[Start Records shown]

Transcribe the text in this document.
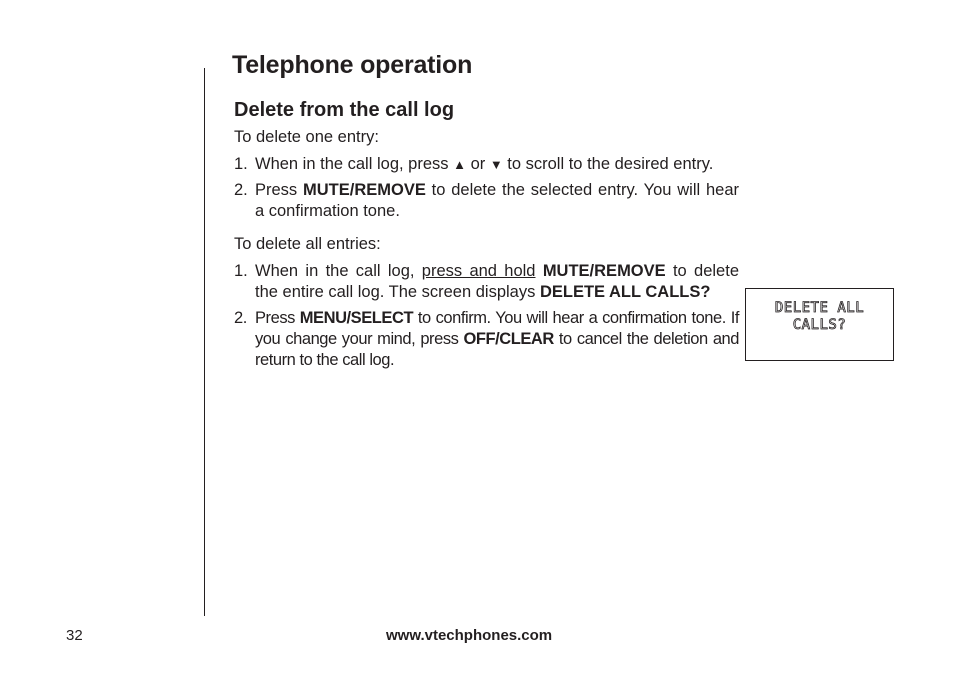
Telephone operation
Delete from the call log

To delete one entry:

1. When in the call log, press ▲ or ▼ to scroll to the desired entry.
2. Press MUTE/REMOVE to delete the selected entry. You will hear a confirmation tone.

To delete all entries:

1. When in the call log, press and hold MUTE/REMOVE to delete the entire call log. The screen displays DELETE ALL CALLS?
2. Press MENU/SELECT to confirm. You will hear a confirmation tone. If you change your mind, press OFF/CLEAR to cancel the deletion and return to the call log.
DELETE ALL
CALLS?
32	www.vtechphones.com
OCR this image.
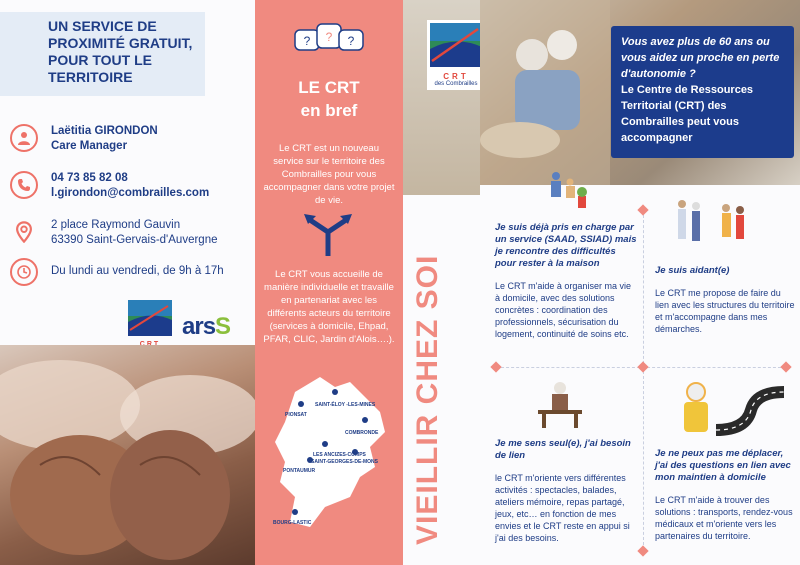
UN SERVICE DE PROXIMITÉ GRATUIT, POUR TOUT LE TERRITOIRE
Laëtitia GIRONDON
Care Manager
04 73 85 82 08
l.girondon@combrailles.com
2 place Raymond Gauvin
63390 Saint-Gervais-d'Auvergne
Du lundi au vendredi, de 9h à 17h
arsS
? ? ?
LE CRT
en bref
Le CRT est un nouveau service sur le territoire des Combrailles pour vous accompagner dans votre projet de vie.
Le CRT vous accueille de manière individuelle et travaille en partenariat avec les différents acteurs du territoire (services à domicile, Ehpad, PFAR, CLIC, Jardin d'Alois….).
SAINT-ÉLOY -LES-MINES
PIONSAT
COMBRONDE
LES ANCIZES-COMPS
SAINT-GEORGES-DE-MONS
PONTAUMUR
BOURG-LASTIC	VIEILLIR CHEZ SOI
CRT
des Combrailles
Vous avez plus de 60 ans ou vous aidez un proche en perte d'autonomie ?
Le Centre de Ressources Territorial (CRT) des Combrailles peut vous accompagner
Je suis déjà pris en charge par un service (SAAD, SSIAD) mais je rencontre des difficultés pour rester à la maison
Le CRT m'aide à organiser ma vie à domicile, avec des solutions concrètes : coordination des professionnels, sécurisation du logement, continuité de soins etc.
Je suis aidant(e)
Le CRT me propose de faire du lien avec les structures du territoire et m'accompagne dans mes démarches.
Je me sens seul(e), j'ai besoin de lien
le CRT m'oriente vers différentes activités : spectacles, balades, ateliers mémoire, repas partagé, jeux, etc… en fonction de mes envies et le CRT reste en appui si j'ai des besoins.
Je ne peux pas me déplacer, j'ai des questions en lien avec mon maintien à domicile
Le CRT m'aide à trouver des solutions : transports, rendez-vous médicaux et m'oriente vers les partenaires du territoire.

[End Records shown]

Exercise aim: Every entry should be returned exactly as written, minus the pictures.

Solution for this exercise:
Transcribe the text in this document.
Telephone operation
Delete from the call log

To delete one entry:

1. When in the call log, press ▲ or ▼ to scroll to the desired entry.
2. Press MUTE/REMOVE to delete the selected entry. You will hear a confirmation tone.

To delete all entries:

1. When in the call log, press and hold MUTE/REMOVE to delete the entire call log. The screen displays DELETE ALL CALLS?
2. Press MENU/SELECT to confirm. You will hear a confirmation tone. If you change your mind, press OFF/CLEAR to cancel the deletion and return to the call log.
DELETE ALL
CALLS?
32	www.vtechphones.com
OCR this image.
UN SERVICE DE PROXIMITÉ GRATUIT, POUR TOUT LE TERRITOIRE
Laëtitia GIRONDON
Care Manager
04 73 85 82 08
l.girondon@combrailles.com
2 place Raymond Gauvin
63390 Saint-Gervais-d'Auvergne
Du lundi au vendredi, de 9h à 17h
arsS
? ? ?
LE CRT
en bref
Le CRT est un nouveau service sur le territoire des Combrailles pour vous accompagner dans votre projet de vie.
Le CRT vous accueille de manière individuelle et travaille en partenariat avec les différents acteurs du territoire (services à domicile, Ehpad, PFAR, CLIC, Jardin d'Alois….).
SAINT-ÉLOY -LES-MINES
PIONSAT
COMBRONDE
LES ANCIZES-COMPS
SAINT-GEORGES-DE-MONS
PONTAUMUR
BOURG-LASTIC	VIEILLIR CHEZ SOI
CRT
des Combrailles
Vous avez plus de 60 ans ou vous aidez un proche en perte d'autonomie ?
Le Centre de Ressources Territorial (CRT) des Combrailles peut vous accompagner
Je suis déjà pris en charge par un service (SAAD, SSIAD) mais je rencontre des difficultés pour rester à la maison
Le CRT m'aide à organiser ma vie à domicile, avec des solutions concrètes : coordination des professionnels, sécurisation du logement, continuité de soins etc.
Je suis aidant(e)
Le CRT me propose de faire du lien avec les structures du territoire et m'accompagne dans mes démarches.
Je me sens seul(e), j'ai besoin de lien
le CRT m'oriente vers différentes activités : spectacles, balades, ateliers mémoire, repas partagé, jeux, etc… en fonction de mes envies et le CRT reste en appui si j'ai des besoins.
Je ne peux pas me déplacer, j'ai des questions en lien avec mon maintien à domicile
Le CRT m'aide à trouver des solutions : transports, rendez-vous médicaux et m'oriente vers les partenaires du territoire.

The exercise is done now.